- _Texto citado_

▼

Acórdão nº 1182/14.0TBALM.L1.S1 de Supremo Tribunal de Justiça (Portugal), 26 de Novembro de 2020

Magistrado ResponsávelILÍDIO SACARRÃO MARTINS
Data da Resolução26 de Novembro de 2020
EmissorSupremo Tribunal de Justiça (Portugal)

Acordam no Supremo Tribunal de Justiça I - RELATÓRIO BNP Paribas Factor – Instituição Financeira de Crédito, SA, intentou a presente ação declarativa, sob forma de processo comum, contra EP - Estradas de Portugal, E.P.E., (agora IP-Infraestruturas de Portugal, SA), pedindo a condenação da ré no pagamento de € 306.801,42, sendo € 181.183,32 de capital e € 125.618,10 de juros de mora até 11.03.2014, a que acrescem os juros de mora vincendos, calculados à taxa legal, sobre o capital em dívida, até efetivo e integral pagamento.

Alegou, em síntese, que se dedica à atividade de factoring, no âmbito da qual lhe foram cedidos os créditos da sociedade António Simões Rodrigues & Filhos, Lda, que veio mais tarde a ser declarada insolvente.

▲

- _Linhas de dados_
▼

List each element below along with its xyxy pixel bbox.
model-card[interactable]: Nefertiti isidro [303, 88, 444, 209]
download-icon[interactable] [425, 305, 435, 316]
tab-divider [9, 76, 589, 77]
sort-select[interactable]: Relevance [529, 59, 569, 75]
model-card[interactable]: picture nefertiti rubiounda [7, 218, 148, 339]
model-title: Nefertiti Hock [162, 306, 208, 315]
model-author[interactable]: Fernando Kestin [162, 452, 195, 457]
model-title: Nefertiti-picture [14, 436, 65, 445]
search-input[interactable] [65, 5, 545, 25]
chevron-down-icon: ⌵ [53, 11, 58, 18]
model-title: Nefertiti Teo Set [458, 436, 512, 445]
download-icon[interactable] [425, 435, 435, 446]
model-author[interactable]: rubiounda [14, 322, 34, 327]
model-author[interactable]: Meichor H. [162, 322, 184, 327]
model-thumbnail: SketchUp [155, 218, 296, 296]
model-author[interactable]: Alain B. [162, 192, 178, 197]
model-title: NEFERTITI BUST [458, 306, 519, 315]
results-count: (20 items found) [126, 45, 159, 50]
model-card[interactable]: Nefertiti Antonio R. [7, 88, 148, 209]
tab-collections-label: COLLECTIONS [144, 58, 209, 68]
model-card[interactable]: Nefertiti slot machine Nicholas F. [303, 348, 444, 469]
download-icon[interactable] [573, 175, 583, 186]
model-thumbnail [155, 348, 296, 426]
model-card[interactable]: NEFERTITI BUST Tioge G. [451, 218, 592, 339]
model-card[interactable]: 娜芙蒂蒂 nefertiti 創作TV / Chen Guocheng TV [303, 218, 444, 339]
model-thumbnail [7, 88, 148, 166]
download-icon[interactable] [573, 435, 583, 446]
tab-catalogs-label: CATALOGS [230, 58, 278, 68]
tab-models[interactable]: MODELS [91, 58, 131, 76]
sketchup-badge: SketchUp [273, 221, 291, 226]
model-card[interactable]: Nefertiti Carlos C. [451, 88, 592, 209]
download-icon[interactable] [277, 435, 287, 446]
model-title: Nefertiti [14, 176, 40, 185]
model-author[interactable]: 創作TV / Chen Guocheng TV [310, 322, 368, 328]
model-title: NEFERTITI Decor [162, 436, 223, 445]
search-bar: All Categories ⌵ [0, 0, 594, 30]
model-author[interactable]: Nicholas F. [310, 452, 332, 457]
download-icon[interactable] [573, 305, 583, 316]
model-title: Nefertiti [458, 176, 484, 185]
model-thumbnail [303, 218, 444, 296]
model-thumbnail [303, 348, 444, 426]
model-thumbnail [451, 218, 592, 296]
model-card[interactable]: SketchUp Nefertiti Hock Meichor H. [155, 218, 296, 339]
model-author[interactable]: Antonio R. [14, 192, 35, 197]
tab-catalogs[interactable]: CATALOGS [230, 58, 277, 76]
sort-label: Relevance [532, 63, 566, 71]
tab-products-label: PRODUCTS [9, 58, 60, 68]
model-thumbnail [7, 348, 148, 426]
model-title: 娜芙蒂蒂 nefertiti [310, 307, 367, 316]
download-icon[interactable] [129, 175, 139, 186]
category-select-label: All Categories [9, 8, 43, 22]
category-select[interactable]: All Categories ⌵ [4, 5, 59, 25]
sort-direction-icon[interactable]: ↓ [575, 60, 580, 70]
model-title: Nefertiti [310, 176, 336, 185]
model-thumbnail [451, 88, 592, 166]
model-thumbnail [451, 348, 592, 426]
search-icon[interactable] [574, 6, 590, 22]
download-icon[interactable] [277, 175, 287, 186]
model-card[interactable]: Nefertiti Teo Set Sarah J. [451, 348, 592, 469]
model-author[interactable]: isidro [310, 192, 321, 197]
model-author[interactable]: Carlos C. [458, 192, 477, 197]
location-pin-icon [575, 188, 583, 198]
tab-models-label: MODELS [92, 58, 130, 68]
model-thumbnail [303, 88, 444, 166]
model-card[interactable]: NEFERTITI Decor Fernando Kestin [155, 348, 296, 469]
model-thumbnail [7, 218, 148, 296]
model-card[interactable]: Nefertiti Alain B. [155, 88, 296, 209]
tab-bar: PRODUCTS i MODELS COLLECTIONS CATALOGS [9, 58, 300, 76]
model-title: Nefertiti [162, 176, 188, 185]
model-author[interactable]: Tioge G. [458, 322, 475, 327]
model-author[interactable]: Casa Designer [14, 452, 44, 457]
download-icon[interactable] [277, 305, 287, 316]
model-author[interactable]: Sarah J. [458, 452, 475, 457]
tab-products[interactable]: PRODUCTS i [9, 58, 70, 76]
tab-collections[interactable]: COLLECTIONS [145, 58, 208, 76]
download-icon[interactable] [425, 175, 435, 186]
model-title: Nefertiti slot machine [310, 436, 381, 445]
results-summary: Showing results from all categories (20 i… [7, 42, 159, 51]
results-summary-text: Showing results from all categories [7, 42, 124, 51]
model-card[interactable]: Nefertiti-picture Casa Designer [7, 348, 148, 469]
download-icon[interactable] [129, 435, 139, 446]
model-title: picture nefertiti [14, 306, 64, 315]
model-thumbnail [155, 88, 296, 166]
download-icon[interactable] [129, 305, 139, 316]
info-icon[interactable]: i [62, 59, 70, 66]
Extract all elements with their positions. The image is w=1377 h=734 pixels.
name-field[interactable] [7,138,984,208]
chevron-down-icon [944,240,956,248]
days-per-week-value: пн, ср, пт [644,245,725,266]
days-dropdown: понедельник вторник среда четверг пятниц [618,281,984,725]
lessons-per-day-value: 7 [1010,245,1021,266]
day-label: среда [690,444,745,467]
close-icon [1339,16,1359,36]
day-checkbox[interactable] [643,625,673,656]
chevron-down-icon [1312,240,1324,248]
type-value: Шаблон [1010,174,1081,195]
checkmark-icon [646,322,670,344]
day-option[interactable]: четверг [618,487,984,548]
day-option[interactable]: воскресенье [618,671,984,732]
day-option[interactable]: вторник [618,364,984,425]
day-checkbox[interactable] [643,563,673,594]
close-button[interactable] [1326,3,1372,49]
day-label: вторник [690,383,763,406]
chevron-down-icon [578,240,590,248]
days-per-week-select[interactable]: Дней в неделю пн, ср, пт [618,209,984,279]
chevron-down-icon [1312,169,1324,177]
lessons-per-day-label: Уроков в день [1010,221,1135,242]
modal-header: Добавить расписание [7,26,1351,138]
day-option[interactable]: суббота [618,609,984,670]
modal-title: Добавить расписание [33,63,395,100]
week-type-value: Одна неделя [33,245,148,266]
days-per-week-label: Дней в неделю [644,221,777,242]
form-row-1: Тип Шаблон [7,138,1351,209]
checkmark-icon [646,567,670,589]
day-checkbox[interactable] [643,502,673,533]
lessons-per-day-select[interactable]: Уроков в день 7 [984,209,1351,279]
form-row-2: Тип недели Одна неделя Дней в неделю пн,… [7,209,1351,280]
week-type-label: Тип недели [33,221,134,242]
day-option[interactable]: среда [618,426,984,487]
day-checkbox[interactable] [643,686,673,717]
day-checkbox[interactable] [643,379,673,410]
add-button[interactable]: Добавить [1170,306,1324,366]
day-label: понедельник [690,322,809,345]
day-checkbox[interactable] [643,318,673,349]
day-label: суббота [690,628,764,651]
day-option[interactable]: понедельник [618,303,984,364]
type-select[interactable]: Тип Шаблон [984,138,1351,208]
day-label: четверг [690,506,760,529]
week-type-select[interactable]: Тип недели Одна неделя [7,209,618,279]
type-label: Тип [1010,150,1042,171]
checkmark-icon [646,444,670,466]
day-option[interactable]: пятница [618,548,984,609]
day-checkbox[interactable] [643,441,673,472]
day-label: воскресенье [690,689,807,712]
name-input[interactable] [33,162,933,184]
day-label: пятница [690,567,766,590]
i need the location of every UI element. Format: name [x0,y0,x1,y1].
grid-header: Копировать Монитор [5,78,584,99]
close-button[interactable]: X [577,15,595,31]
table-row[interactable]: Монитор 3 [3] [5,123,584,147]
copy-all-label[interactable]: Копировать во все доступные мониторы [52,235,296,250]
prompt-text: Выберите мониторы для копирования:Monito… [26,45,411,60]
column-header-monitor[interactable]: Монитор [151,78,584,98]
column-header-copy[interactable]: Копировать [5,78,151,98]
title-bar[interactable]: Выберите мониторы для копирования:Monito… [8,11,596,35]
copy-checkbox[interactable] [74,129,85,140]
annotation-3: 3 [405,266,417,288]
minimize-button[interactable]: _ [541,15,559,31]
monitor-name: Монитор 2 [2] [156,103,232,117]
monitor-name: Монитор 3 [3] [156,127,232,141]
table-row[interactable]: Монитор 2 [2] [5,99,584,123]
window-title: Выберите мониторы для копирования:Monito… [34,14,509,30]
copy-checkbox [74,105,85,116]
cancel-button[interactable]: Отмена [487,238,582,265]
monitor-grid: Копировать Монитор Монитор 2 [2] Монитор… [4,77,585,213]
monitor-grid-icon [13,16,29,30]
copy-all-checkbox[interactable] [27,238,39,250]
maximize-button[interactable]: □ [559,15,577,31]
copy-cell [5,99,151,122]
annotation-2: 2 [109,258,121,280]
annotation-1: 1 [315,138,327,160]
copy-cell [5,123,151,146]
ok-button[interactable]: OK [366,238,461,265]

▲

- _O que fazer_
A. Reproduza sem alterações o trecho do acórdão que começa em "Acórdão nº 1182/14.0TBALM.L1.S1" e termina em "e integral pagamento.".
B. Transcreva sem alterações, por favor, as linhas de dados desde a primeira até à que contém "model-card[interactable]: picture nefertiti", incluindo ambas.
O texto e as linhas de dados não têm nenhuma relação entre si.

- _Respostas por tarefa_
A.
Acórdão nº 1182/14.0TBALM.L1.S1 de Supremo Tribunal de Justiça (Portugal), 26 de Novembro de 2020

Magistrado ResponsávelILÍDIO SACARRÃO MARTINS
Data da Resolução26 de Novembro de 2020
EmissorSupremo Tribunal de Justiça (Portugal)

Acordam no Supremo Tribunal de Justiça I - RELATÓRIO BNP Paribas Factor – Instituição Financeira de Crédito, SA, intentou a presente ação declarativa, sob forma de processo comum, contra EP - Estradas de Portugal, E.P.E., (agora IP-Infraestruturas de Portugal, SA), pedindo a condenação da ré no pagamento de € 306.801,42, sendo € 181.183,32 de capital e € 125.618,10 de juros de mora até 11.03.2014, a que acrescem os juros de mora vincendos, calculados à taxa legal, sobre o capital em dívida, até efetivo e integral pagamento.

B.
List each element below along with its xyxy pixel bbox.
model-card[interactable]: Nefertiti isidro [303, 88, 444, 209]
download-icon[interactable] [425, 305, 435, 316]
tab-divider [9, 76, 589, 77]
sort-select[interactable]: Relevance [529, 59, 569, 75]
model-card[interactable]: picture nefertiti rubiounda [7, 218, 148, 339]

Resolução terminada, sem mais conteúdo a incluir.